** begin LISTING **
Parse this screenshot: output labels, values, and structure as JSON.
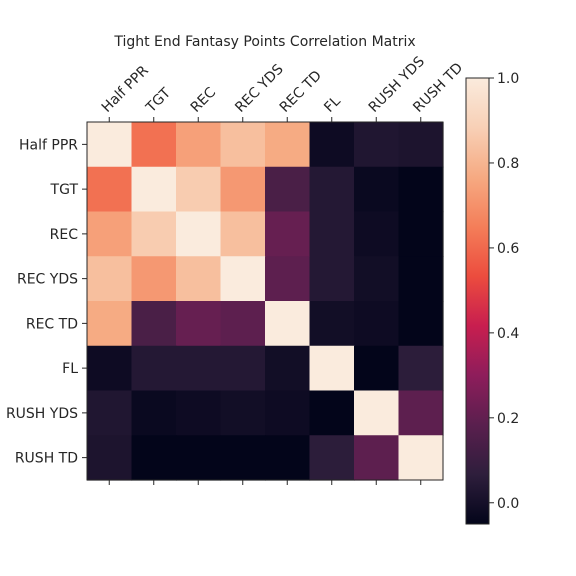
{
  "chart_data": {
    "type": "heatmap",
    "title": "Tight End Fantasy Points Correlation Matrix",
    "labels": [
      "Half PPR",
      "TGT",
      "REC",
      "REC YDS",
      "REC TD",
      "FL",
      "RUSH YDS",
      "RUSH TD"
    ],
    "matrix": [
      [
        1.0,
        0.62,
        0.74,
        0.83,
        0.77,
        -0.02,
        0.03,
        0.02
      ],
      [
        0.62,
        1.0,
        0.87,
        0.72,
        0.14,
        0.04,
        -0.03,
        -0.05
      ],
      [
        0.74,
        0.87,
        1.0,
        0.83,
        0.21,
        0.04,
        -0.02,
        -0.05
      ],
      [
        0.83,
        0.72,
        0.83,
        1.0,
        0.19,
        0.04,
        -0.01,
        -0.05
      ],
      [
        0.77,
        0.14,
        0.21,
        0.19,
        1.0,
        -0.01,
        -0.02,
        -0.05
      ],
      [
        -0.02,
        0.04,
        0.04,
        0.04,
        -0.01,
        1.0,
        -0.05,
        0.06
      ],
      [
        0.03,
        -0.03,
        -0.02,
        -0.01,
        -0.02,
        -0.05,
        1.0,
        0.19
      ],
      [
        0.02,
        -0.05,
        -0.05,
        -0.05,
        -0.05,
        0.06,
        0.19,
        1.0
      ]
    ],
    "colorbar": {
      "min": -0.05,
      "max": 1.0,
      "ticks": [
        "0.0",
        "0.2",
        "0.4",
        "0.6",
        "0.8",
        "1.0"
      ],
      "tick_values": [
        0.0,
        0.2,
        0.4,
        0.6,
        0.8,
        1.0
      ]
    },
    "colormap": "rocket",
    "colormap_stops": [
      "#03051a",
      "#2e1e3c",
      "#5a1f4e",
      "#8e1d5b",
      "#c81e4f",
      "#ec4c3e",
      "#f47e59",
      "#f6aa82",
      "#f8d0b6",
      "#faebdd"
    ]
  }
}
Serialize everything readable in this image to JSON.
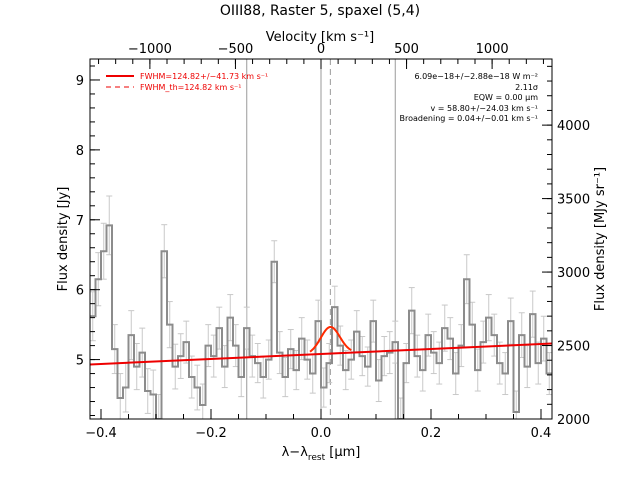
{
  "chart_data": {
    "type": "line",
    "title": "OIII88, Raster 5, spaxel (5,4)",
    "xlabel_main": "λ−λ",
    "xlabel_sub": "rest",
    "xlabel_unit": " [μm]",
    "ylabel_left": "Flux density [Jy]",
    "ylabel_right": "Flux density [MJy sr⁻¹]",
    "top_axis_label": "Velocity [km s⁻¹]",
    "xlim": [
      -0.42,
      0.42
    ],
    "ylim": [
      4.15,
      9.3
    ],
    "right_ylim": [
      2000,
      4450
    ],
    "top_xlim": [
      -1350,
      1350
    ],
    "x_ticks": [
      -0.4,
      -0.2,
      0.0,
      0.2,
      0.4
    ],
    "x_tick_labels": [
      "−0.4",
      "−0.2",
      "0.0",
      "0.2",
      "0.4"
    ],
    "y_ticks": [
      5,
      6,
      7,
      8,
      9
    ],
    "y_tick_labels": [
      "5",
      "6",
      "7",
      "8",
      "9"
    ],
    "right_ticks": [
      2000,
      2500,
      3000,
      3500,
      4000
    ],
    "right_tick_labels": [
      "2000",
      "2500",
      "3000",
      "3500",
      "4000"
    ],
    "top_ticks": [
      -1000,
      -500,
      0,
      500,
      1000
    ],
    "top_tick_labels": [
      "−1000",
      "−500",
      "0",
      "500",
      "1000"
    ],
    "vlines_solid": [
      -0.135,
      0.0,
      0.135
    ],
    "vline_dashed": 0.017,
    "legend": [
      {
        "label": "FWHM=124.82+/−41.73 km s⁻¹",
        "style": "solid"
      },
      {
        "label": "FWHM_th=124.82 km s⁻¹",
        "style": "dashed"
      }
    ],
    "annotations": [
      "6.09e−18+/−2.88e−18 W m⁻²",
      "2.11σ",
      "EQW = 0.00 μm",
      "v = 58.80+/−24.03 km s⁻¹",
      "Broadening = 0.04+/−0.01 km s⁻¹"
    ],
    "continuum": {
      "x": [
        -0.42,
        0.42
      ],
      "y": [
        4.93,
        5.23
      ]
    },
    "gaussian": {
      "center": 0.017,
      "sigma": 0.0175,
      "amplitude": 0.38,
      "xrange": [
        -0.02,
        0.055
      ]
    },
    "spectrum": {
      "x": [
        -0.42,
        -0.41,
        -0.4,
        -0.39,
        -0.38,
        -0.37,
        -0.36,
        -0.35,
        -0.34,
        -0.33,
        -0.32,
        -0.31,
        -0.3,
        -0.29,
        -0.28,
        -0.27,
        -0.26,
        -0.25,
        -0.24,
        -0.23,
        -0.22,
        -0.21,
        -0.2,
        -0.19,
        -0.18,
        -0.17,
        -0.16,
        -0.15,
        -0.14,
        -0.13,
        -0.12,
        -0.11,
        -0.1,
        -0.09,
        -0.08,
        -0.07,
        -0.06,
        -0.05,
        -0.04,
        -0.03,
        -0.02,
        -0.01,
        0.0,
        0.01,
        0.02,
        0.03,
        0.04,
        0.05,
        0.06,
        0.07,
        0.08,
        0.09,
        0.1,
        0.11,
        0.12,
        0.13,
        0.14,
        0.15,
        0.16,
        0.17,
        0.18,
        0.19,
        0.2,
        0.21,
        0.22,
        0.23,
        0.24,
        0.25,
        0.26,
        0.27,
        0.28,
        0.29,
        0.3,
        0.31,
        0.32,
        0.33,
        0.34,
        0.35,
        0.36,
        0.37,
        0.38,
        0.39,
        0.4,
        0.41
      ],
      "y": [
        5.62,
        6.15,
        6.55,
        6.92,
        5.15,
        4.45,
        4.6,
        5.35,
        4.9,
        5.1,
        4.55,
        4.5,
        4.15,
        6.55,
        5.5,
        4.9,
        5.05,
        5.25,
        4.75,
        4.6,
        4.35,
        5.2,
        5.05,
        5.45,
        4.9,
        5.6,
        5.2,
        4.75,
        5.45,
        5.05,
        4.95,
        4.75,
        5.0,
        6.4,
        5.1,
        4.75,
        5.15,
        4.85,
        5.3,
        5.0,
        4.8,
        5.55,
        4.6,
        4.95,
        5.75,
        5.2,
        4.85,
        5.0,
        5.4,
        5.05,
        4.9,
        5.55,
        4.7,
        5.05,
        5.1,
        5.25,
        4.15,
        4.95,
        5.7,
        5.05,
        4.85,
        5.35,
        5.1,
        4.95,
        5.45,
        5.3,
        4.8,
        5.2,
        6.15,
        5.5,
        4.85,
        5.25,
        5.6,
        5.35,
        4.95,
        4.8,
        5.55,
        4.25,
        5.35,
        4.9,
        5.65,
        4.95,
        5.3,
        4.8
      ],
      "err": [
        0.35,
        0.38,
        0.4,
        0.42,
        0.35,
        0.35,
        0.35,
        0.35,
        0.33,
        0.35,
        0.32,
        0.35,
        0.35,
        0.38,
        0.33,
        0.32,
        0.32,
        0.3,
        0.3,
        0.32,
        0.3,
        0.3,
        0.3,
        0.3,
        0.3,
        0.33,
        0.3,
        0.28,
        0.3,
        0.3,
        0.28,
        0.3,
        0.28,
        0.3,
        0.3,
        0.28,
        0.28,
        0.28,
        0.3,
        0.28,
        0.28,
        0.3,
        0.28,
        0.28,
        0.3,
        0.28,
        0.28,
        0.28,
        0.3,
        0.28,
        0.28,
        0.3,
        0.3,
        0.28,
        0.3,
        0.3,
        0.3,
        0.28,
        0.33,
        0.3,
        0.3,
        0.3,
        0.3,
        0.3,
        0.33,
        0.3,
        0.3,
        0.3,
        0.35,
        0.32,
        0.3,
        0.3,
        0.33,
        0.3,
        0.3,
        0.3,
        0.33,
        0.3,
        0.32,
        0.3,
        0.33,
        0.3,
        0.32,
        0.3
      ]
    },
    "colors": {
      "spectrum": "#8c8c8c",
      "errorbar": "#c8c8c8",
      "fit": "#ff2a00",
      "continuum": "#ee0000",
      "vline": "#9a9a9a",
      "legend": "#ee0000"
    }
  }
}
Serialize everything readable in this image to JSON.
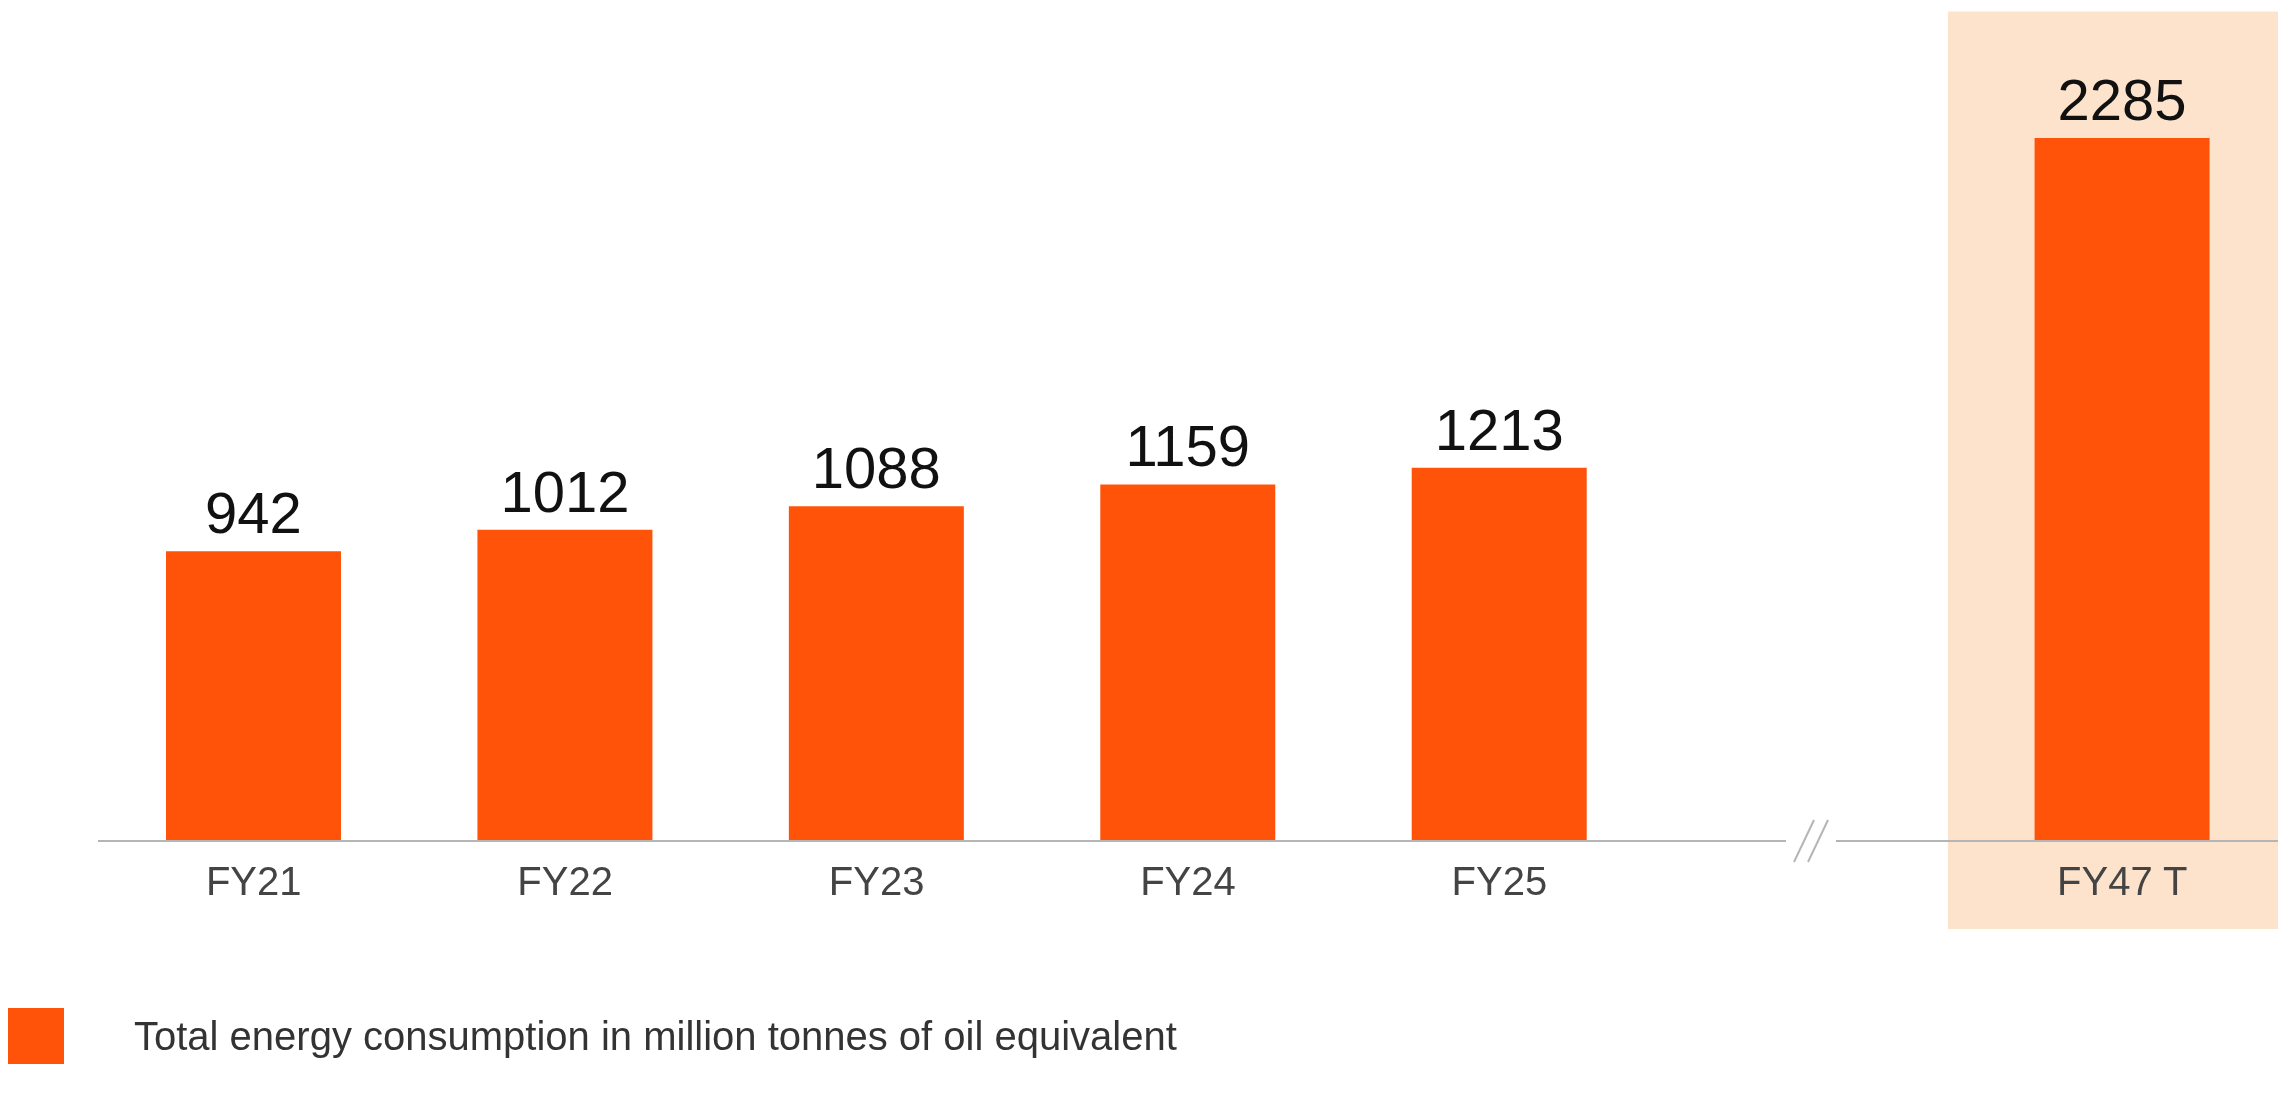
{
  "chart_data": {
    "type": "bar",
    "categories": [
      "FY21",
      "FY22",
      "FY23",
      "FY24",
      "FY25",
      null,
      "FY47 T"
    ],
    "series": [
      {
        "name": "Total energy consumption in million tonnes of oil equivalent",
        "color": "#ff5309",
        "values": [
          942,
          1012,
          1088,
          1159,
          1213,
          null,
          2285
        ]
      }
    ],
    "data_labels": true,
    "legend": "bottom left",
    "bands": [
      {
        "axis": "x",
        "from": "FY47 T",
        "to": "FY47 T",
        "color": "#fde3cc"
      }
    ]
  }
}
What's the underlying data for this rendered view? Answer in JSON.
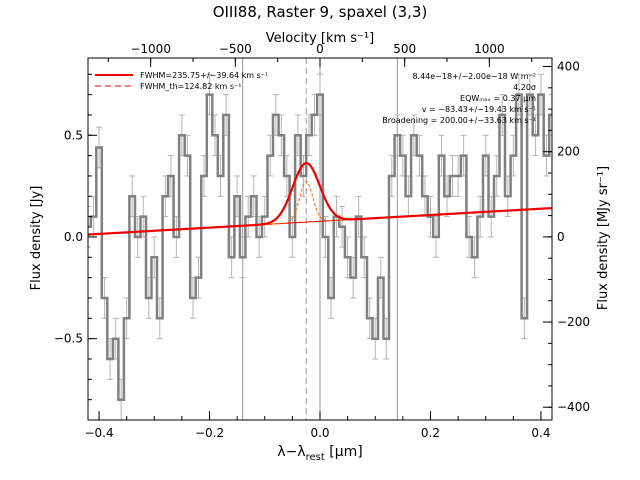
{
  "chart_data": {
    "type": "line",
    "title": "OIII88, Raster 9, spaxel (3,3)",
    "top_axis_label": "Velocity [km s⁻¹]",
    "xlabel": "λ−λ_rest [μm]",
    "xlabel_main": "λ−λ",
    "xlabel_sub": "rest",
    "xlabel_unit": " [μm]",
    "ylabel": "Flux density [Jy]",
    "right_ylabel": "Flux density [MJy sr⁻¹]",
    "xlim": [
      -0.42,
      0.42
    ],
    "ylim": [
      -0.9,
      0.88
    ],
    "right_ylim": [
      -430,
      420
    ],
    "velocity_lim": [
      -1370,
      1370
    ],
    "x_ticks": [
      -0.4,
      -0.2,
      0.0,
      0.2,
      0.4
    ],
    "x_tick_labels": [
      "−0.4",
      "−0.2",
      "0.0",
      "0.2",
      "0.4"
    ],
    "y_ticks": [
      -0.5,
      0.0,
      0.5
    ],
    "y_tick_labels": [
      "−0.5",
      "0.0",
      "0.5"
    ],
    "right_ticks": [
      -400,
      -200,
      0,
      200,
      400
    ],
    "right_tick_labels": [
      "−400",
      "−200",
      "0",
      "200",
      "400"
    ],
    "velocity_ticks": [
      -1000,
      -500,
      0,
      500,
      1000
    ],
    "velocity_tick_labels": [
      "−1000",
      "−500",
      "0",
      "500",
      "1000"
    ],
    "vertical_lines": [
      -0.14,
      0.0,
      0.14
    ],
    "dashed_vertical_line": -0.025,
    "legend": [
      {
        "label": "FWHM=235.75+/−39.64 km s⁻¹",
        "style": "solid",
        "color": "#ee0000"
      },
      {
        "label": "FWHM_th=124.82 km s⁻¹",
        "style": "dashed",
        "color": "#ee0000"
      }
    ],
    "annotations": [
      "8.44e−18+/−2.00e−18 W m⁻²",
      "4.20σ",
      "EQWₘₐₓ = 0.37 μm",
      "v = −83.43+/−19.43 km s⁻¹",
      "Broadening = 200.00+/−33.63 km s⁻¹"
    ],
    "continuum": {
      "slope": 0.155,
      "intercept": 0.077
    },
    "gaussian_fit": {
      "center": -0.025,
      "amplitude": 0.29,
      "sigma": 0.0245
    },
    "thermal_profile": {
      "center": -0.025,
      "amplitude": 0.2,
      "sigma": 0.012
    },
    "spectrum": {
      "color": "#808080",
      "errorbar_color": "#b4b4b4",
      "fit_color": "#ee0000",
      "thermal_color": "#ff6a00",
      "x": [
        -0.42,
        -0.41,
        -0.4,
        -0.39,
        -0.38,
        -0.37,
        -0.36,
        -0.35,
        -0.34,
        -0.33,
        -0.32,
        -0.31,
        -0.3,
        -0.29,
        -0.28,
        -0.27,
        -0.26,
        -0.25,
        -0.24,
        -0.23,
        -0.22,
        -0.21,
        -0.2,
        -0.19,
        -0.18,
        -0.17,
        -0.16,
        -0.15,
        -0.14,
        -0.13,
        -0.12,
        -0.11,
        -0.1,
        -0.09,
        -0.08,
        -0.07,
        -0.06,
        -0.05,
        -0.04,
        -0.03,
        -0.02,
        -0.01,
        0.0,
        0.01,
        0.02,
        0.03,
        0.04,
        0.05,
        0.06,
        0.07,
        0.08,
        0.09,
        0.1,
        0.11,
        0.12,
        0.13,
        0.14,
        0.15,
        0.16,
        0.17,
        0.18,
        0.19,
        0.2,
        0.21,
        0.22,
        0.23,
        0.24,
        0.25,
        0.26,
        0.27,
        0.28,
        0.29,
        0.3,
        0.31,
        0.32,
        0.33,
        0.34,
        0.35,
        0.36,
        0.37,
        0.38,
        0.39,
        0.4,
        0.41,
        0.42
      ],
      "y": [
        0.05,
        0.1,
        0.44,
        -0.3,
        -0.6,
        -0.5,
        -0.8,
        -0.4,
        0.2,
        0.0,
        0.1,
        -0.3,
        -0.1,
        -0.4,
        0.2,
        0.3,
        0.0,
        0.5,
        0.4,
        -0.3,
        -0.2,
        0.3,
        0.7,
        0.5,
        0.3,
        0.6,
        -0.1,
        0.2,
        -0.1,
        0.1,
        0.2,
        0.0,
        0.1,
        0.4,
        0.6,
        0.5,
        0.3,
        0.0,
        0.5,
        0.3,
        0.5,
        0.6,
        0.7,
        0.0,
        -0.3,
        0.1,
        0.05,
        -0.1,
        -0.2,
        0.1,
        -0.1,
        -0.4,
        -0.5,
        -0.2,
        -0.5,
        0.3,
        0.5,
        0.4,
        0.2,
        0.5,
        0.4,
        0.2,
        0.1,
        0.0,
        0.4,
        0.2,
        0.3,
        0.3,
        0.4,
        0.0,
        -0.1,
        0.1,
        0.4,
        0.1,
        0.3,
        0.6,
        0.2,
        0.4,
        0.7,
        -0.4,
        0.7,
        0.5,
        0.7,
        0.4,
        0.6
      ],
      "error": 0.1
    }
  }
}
** end LISTING **
* WORK TO COMPLETE:
Your task is to list each line of the records with the word "Raster".

* SOLVED PROBLEM:
    "title": "OIII88, Raster 5, spaxel (5,4)",
    "title": "OIII88, Raster 9, spaxel (3,3)",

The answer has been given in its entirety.